* **Exercise**
Please copy all the lines that follow, word for word.

* * * * * * * * *

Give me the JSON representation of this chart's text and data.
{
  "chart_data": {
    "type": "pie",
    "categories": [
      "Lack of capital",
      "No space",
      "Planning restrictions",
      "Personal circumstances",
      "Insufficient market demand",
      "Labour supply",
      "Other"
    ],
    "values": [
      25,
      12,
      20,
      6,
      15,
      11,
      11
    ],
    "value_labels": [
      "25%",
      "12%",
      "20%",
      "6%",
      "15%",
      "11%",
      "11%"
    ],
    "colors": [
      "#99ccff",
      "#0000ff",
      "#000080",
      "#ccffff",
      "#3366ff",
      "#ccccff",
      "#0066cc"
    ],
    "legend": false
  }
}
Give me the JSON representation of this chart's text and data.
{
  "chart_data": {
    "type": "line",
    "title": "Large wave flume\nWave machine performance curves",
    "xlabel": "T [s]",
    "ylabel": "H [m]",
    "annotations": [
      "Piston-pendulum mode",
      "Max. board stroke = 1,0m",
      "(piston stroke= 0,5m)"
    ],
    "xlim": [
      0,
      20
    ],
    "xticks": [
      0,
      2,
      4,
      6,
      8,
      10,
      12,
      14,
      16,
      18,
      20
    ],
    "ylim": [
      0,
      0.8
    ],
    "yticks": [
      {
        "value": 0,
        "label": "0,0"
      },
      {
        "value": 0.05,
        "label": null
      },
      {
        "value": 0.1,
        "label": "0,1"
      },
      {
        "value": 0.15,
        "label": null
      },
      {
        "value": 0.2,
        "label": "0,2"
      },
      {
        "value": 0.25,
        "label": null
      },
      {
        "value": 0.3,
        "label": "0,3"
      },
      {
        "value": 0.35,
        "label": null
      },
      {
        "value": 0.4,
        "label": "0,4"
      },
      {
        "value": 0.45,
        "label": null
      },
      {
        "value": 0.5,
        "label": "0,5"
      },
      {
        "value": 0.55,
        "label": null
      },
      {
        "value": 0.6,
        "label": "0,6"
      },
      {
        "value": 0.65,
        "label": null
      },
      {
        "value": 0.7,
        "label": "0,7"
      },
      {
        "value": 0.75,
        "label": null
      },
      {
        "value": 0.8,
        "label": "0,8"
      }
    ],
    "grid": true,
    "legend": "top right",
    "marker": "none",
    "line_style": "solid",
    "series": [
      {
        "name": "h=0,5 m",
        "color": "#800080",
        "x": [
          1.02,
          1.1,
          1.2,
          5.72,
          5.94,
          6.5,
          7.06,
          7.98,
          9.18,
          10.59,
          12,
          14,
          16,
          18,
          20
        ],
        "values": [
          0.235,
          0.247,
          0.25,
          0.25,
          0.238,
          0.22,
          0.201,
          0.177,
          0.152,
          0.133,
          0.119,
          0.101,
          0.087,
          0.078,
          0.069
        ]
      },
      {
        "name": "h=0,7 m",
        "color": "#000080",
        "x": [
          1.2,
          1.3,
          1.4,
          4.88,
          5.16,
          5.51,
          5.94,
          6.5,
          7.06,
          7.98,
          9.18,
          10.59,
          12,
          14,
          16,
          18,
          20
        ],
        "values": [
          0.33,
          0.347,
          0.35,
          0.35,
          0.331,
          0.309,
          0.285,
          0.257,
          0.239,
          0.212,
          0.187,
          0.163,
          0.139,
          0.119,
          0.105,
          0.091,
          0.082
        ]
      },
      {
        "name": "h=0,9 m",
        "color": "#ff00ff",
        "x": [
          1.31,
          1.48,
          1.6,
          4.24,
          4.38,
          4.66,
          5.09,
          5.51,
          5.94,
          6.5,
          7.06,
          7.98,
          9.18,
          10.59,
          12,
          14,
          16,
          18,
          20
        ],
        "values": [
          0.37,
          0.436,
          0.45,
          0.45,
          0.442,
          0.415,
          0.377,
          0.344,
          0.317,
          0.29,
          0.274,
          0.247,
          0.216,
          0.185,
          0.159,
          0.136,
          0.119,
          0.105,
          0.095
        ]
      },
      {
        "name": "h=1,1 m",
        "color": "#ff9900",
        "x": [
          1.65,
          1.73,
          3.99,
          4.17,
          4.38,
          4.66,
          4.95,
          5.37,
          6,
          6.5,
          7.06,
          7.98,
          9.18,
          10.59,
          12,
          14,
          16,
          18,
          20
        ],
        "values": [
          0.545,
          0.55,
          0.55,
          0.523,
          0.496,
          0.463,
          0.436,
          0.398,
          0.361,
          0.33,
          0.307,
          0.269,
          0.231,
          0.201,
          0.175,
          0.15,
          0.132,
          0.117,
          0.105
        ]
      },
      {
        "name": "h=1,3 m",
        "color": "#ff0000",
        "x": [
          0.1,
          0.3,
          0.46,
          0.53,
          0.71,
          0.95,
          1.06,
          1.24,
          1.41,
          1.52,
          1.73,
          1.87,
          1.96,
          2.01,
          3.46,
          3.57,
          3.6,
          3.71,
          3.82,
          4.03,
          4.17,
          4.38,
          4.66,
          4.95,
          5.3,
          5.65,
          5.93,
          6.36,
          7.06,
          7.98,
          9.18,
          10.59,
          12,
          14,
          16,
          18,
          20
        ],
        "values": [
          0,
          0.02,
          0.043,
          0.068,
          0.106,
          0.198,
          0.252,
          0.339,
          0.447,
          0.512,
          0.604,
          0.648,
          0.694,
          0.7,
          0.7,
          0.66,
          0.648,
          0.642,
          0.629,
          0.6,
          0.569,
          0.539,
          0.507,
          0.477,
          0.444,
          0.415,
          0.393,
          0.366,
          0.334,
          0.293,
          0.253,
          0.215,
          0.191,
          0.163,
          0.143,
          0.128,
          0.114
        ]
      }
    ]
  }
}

* * * * * * * * *

* **Exercise solution**
Give me the JSON representation of this chart's text and data.
{
  "chart_data": {
    "type": "pie",
    "categories": [
      "Lack of capital",
      "No space",
      "Planning restrictions",
      "Personal circumstances",
      "Insufficient market demand",
      "Labour supply",
      "Other"
    ],
    "values": [
      25,
      12,
      20,
      6,
      15,
      11,
      11
    ],
    "value_labels": [
      "25%",
      "12%",
      "20%",
      "6%",
      "15%",
      "11%",
      "11%"
    ],
    "colors": [
      "#99ccff",
      "#0000ff",
      "#000080",
      "#ccffff",
      "#3366ff",
      "#ccccff",
      "#0066cc"
    ],
    "legend": false
  }
}
Give me the JSON representation of this chart's text and data.
{
  "chart_data": {
    "type": "line",
    "title": "Large wave flume\nWave machine performance curves",
    "xlabel": "T [s]",
    "ylabel": "H [m]",
    "annotations": [
      "Piston-pendulum mode",
      "Max. board stroke = 1,0m",
      "(piston stroke= 0,5m)"
    ],
    "xlim": [
      0,
      20
    ],
    "xticks": [
      0,
      2,
      4,
      6,
      8,
      10,
      12,
      14,
      16,
      18,
      20
    ],
    "ylim": [
      0,
      0.8
    ],
    "yticks": [
      {
        "value": 0,
        "label": "0,0"
      },
      {
        "value": 0.05,
        "label": null
      },
      {
        "value": 0.1,
        "label": "0,1"
      },
      {
        "value": 0.15,
        "label": null
      },
      {
        "value": 0.2,
        "label": "0,2"
      },
      {
        "value": 0.25,
        "label": null
      },
      {
        "value": 0.3,
        "label": "0,3"
      },
      {
        "value": 0.35,
        "label": null
      },
      {
        "value": 0.4,
        "label": "0,4"
      },
      {
        "value": 0.45,
        "label": null
      },
      {
        "value": 0.5,
        "label": "0,5"
      },
      {
        "value": 0.55,
        "label": null
      },
      {
        "value": 0.6,
        "label": "0,6"
      },
      {
        "value": 0.65,
        "label": null
      },
      {
        "value": 0.7,
        "label": "0,7"
      },
      {
        "value": 0.75,
        "label": null
      },
      {
        "value": 0.8,
        "label": "0,8"
      }
    ],
    "grid": true,
    "legend": "top right",
    "marker": "none",
    "line_style": "solid",
    "series": [
      {
        "name": "h=0,5 m",
        "color": "#800080",
        "x": [
          1.02,
          1.1,
          1.2,
          5.72,
          5.94,
          6.5,
          7.06,
          7.98,
          9.18,
          10.59,
          12,
          14,
          16,
          18,
          20
        ],
        "values": [
          0.235,
          0.247,
          0.25,
          0.25,
          0.238,
          0.22,
          0.201,
          0.177,
          0.152,
          0.133,
          0.119,
          0.101,
          0.087,
          0.078,
          0.069
        ]
      },
      {
        "name": "h=0,7 m",
        "color": "#000080",
        "x": [
          1.2,
          1.3,
          1.4,
          4.88,
          5.16,
          5.51,
          5.94,
          6.5,
          7.06,
          7.98,
          9.18,
          10.59,
          12,
          14,
          16,
          18,
          20
        ],
        "values": [
          0.33,
          0.347,
          0.35,
          0.35,
          0.331,
          0.309,
          0.285,
          0.257,
          0.239,
          0.212,
          0.187,
          0.163,
          0.139,
          0.119,
          0.105,
          0.091,
          0.082
        ]
      },
      {
        "name": "h=0,9 m",
        "color": "#ff00ff",
        "x": [
          1.31,
          1.48,
          1.6,
          4.24,
          4.38,
          4.66,
          5.09,
          5.51,
          5.94,
          6.5,
          7.06,
          7.98,
          9.18,
          10.59,
          12,
          14,
          16,
          18,
          20
        ],
        "values": [
          0.37,
          0.436,
          0.45,
          0.45,
          0.442,
          0.415,
          0.377,
          0.344,
          0.317,
          0.29,
          0.274,
          0.247,
          0.216,
          0.185,
          0.159,
          0.136,
          0.119,
          0.105,
          0.095
        ]
      },
      {
        "name": "h=1,1 m",
        "color": "#ff9900",
        "x": [
          1.65,
          1.73,
          3.99,
          4.17,
          4.38,
          4.66,
          4.95,
          5.37,
          6,
          6.5,
          7.06,
          7.98,
          9.18,
          10.59,
          12,
          14,
          16,
          18,
          20
        ],
        "values": [
          0.545,
          0.55,
          0.55,
          0.523,
          0.496,
          0.463,
          0.436,
          0.398,
          0.361,
          0.33,
          0.307,
          0.269,
          0.231,
          0.201,
          0.175,
          0.15,
          0.132,
          0.117,
          0.105
        ]
      },
      {
        "name": "h=1,3 m",
        "color": "#ff0000",
        "x": [
          0.1,
          0.3,
          0.46,
          0.53,
          0.71,
          0.95,
          1.06,
          1.24,
          1.41,
          1.52,
          1.73,
          1.87,
          1.96,
          2.01,
          3.46,
          3.57,
          3.6,
          3.71,
          3.82,
          4.03,
          4.17,
          4.38,
          4.66,
          4.95,
          5.3,
          5.65,
          5.93,
          6.36,
          7.06,
          7.98,
          9.18,
          10.59,
          12,
          14,
          16,
          18,
          20
        ],
        "values": [
          0,
          0.02,
          0.043,
          0.068,
          0.106,
          0.198,
          0.252,
          0.339,
          0.447,
          0.512,
          0.604,
          0.648,
          0.694,
          0.7,
          0.7,
          0.66,
          0.648,
          0.642,
          0.629,
          0.6,
          0.569,
          0.539,
          0.507,
          0.477,
          0.444,
          0.415,
          0.393,
          0.366,
          0.334,
          0.293,
          0.253,
          0.215,
          0.191,
          0.163,
          0.143,
          0.128,
          0.114
        ]
      }
    ]
  }
}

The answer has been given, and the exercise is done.